START

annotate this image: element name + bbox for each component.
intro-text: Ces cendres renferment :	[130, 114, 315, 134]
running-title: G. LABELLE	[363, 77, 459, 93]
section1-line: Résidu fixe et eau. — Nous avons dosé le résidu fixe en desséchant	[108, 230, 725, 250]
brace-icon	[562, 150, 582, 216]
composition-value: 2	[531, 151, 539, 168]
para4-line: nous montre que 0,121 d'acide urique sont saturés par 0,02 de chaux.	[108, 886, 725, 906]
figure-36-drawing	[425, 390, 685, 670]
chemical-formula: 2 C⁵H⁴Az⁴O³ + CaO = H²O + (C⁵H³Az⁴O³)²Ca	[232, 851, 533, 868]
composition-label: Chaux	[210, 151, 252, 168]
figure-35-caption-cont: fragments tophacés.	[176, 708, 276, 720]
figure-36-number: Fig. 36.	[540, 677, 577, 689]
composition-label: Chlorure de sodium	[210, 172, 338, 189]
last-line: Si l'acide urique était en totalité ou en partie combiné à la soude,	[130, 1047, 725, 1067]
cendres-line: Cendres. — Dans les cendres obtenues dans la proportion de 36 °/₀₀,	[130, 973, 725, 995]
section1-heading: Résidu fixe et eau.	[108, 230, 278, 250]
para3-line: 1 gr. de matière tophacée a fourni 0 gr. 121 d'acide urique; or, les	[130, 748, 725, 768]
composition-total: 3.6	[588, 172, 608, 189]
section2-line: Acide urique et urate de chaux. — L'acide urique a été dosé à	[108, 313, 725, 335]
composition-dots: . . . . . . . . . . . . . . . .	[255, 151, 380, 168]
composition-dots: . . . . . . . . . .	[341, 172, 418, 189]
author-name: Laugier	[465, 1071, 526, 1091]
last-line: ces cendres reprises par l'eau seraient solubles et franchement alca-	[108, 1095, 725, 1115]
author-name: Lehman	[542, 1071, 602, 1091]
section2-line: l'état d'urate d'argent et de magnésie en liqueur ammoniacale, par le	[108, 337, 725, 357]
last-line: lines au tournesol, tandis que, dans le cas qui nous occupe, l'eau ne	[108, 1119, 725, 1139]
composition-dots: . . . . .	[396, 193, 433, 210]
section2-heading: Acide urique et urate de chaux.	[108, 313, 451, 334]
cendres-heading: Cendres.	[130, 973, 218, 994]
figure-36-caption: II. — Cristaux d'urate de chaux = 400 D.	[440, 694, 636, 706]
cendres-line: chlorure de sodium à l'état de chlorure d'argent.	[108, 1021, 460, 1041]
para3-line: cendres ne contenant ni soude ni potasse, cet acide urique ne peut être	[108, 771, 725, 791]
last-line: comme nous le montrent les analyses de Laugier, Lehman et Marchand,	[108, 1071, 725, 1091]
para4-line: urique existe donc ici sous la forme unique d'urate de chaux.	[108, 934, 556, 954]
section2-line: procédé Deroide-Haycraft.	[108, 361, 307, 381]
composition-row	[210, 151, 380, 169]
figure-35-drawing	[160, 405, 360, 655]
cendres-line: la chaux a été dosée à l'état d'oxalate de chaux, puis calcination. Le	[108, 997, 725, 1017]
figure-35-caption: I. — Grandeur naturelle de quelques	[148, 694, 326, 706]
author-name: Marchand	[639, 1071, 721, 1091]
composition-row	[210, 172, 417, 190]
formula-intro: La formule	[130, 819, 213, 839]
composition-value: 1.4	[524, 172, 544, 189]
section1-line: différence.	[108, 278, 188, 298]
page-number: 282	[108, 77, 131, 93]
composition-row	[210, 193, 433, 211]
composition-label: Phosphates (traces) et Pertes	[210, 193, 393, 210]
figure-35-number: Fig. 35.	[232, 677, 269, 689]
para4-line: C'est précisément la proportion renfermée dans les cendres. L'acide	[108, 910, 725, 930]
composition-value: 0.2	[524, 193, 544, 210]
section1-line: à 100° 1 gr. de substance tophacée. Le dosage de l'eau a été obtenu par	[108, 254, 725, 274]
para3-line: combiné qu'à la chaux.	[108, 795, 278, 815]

END
START

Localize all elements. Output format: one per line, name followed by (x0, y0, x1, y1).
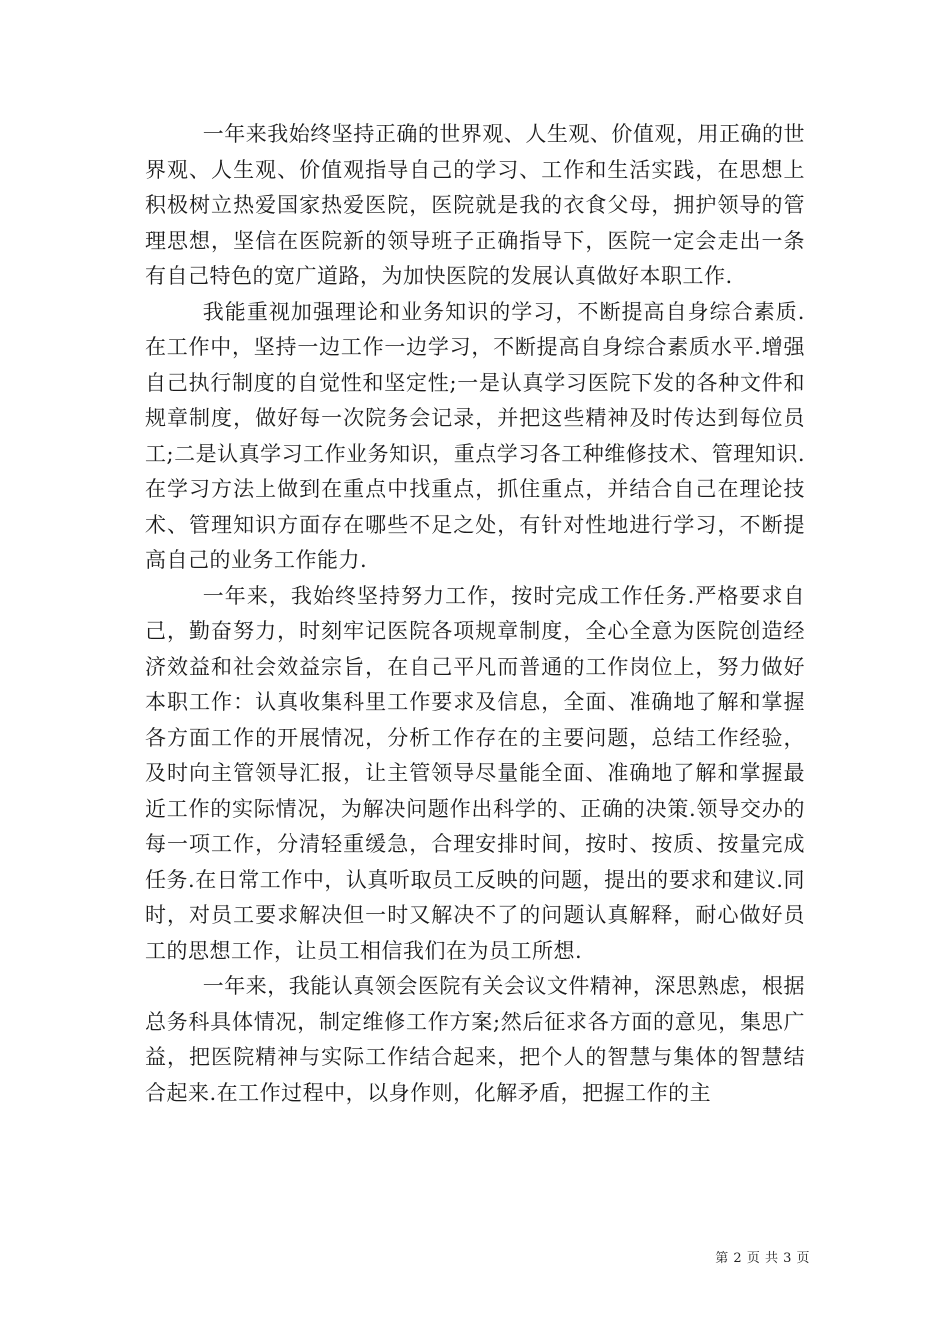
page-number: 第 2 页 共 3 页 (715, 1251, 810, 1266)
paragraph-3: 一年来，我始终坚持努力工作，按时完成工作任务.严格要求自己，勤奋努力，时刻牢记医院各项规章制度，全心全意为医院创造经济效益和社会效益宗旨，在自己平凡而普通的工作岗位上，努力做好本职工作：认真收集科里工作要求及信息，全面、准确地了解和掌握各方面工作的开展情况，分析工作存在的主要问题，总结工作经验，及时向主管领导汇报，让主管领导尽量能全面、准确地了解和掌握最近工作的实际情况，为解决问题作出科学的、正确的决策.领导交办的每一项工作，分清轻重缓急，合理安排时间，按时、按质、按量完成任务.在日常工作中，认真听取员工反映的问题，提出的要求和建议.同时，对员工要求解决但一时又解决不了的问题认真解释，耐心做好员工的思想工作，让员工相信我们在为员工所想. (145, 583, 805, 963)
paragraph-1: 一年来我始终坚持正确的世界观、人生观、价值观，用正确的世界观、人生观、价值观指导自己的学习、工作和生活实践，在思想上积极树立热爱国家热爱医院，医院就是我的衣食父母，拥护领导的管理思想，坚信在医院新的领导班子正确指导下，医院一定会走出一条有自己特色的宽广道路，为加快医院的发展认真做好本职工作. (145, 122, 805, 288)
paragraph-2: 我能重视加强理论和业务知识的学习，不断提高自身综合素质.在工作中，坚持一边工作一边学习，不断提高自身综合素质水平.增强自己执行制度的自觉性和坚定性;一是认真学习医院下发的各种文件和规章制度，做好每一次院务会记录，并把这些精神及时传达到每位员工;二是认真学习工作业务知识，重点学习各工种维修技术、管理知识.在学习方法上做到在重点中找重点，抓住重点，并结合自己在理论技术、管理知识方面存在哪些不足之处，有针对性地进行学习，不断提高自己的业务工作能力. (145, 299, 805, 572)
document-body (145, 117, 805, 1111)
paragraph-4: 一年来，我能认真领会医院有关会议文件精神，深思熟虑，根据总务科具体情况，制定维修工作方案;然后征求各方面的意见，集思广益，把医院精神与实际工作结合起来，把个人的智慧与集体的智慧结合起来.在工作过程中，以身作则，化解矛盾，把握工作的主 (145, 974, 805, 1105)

END

= THE PROBLEM =
Copy out the rows from the one containing "annotate this image: element" through the one containing "390, 685, 670]", both included, reproducing each line character for character.

= RESPONSE TO THIS EXERCISE =
annotate this image: element name + bbox for each component.
intro-text: Ces cendres renferment :	[130, 114, 315, 134]
running-title: G. LABELLE	[363, 77, 459, 93]
section1-line: Résidu fixe et eau. — Nous avons dosé le résidu fixe en desséchant	[108, 230, 725, 250]
brace-icon	[562, 150, 582, 216]
composition-value: 2	[531, 151, 539, 168]
para4-line: nous montre que 0,121 d'acide urique sont saturés par 0,02 de chaux.	[108, 886, 725, 906]
figure-36-drawing	[425, 390, 685, 670]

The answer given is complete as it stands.